## Problem details
Reproduce the whole listing, character for character.

★ ★ ★ ★ ★

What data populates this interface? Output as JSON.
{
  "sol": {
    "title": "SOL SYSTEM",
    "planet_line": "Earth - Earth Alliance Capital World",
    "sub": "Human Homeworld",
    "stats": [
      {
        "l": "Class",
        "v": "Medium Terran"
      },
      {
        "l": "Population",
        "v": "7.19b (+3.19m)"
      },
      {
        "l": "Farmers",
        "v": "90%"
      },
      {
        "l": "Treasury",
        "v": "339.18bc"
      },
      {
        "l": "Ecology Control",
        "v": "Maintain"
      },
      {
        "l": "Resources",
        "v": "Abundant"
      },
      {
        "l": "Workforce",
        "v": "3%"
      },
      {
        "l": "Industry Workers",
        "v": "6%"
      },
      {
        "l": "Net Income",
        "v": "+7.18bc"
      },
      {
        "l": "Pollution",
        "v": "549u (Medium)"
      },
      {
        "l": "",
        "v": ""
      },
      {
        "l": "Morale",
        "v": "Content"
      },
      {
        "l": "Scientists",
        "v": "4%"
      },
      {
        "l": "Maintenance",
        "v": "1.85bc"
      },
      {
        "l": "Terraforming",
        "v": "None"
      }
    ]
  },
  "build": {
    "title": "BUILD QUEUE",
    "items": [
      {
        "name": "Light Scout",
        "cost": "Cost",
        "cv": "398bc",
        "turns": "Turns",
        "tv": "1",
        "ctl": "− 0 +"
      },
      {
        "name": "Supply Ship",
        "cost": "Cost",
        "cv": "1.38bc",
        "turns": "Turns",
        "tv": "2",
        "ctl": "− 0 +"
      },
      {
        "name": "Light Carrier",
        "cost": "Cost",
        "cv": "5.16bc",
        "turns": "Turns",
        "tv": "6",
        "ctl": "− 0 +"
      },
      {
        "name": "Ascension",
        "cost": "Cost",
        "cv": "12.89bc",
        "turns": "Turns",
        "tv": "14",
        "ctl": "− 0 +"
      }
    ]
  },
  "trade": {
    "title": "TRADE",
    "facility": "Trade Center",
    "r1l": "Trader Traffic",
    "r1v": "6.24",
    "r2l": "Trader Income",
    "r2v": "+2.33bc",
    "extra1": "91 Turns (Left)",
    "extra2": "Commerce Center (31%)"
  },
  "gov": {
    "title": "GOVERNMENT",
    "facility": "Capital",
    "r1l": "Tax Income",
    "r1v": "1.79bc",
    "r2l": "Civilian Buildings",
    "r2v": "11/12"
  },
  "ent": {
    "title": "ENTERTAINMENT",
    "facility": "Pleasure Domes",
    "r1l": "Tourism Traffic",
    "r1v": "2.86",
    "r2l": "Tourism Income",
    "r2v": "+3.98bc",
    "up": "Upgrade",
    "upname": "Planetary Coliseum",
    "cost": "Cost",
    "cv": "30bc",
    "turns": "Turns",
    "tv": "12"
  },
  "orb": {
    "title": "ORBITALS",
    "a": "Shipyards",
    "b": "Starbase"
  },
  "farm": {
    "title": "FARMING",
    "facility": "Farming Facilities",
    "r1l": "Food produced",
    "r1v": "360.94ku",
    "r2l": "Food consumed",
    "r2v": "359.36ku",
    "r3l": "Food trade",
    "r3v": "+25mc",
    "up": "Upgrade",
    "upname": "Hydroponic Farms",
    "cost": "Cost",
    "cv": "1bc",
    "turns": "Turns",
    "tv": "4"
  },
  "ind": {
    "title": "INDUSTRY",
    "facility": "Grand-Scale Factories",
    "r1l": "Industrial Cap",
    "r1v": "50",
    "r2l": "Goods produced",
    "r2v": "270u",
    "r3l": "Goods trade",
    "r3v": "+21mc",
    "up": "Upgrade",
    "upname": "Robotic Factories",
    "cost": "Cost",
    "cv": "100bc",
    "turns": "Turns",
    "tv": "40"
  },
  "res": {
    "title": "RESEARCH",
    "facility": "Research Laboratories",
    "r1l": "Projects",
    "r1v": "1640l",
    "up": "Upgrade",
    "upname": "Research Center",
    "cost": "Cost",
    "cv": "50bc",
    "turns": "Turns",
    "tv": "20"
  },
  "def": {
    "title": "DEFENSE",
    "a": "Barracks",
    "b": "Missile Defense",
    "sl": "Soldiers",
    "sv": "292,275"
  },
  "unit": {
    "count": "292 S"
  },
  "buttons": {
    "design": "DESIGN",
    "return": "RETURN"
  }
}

★ ★ ★ ★ ★

## Response
What data populates this interface? Output as JSON.
{
  "sol": {
    "title": "SOL SYSTEM",
    "planet_line": "Earth - Earth Alliance Capital World",
    "sub": "Human Homeworld",
    "stats": [
      {
        "l": "Class",
        "v": "Medium Terran"
      },
      {
        "l": "Population",
        "v": "7.19b (+3.19m)"
      },
      {
        "l": "Farmers",
        "v": "90%"
      },
      {
        "l": "Treasury",
        "v": "339.18bc"
      },
      {
        "l": "Ecology Control",
        "v": "Maintain"
      },
      {
        "l": "Resources",
        "v": "Abundant"
      },
      {
        "l": "Workforce",
        "v": "3%"
      },
      {
        "l": "Industry Workers",
        "v": "6%"
      },
      {
        "l": "Net Income",
        "v": "+7.18bc"
      },
      {
        "l": "Pollution",
        "v": "549u (Medium)"
      },
      {
        "l": "",
        "v": ""
      },
      {
        "l": "Morale",
        "v": "Content"
      },
      {
        "l": "Scientists",
        "v": "4%"
      },
      {
        "l": "Maintenance",
        "v": "1.85bc"
      },
      {
        "l": "Terraforming",
        "v": "None"
      }
    ]
  },
  "build": {
    "title": "BUILD QUEUE",
    "items": [
      {
        "name": "Light Scout",
        "cost": "Cost",
        "cv": "398bc",
        "turns": "Turns",
        "tv": "1",
        "ctl": "− 0 +"
      },
      {
        "name": "Supply Ship",
        "cost": "Cost",
        "cv": "1.38bc",
        "turns": "Turns",
        "tv": "2",
        "ctl": "− 0 +"
      },
      {
        "name": "Light Carrier",
        "cost": "Cost",
        "cv": "5.16bc",
        "turns": "Turns",
        "tv": "6",
        "ctl": "− 0 +"
      },
      {
        "name": "Ascension",
        "cost": "Cost",
        "cv": "12.89bc",
        "turns": "Turns",
        "tv": "14",
        "ctl": "− 0 +"
      }
    ]
  },
  "trade": {
    "title": "TRADE",
    "facility": "Trade Center",
    "r1l": "Trader Traffic",
    "r1v": "6.24",
    "r2l": "Trader Income",
    "r2v": "+2.33bc",
    "extra1": "91 Turns (Left)",
    "extra2": "Commerce Center (31%)"
  },
  "gov": {
    "title": "GOVERNMENT",
    "facility": "Capital",
    "r1l": "Tax Income",
    "r1v": "1.79bc",
    "r2l": "Civilian Buildings",
    "r2v": "11/12"
  },
  "ent": {
    "title": "ENTERTAINMENT",
    "facility": "Pleasure Domes",
    "r1l": "Tourism Traffic",
    "r1v": "2.86",
    "r2l": "Tourism Income",
    "r2v": "+3.98bc",
    "up": "Upgrade",
    "upname": "Planetary Coliseum",
    "cost": "Cost",
    "cv": "30bc",
    "turns": "Turns",
    "tv": "12"
  },
  "orb": {
    "title": "ORBITALS",
    "a": "Shipyards",
    "b": "Starbase"
  },
  "farm": {
    "title": "FARMING",
    "facility": "Farming Facilities",
    "r1l": "Food produced",
    "r1v": "360.94ku",
    "r2l": "Food consumed",
    "r2v": "359.36ku",
    "r3l": "Food trade",
    "r3v": "+25mc",
    "up": "Upgrade",
    "upname": "Hydroponic Farms",
    "cost": "Cost",
    "cv": "1bc",
    "turns": "Turns",
    "tv": "4"
  },
  "ind": {
    "title": "INDUSTRY",
    "facility": "Grand-Scale Factories",
    "r1l": "Industrial Cap",
    "r1v": "50",
    "r2l": "Goods produced",
    "r2v": "270u",
    "r3l": "Goods trade",
    "r3v": "+21mc",
    "up": "Upgrade",
    "upname": "Robotic Factories",
    "cost": "Cost",
    "cv": "100bc",
    "turns": "Turns",
    "tv": "40"
  },
  "res": {
    "title": "RESEARCH",
    "facility": "Research Laboratories",
    "r1l": "Projects",
    "r1v": "1640l",
    "up": "Upgrade",
    "upname": "Research Center",
    "cost": "Cost",
    "cv": "50bc",
    "turns": "Turns",
    "tv": "20"
  },
  "def": {
    "title": "DEFENSE",
    "a": "Barracks",
    "b": "Missile Defense",
    "sl": "Soldiers",
    "sv": "292,275"
  },
  "unit": {
    "count": "292 S"
  },
  "buttons": {
    "design": "DESIGN",
    "return": "RETURN"
  }
}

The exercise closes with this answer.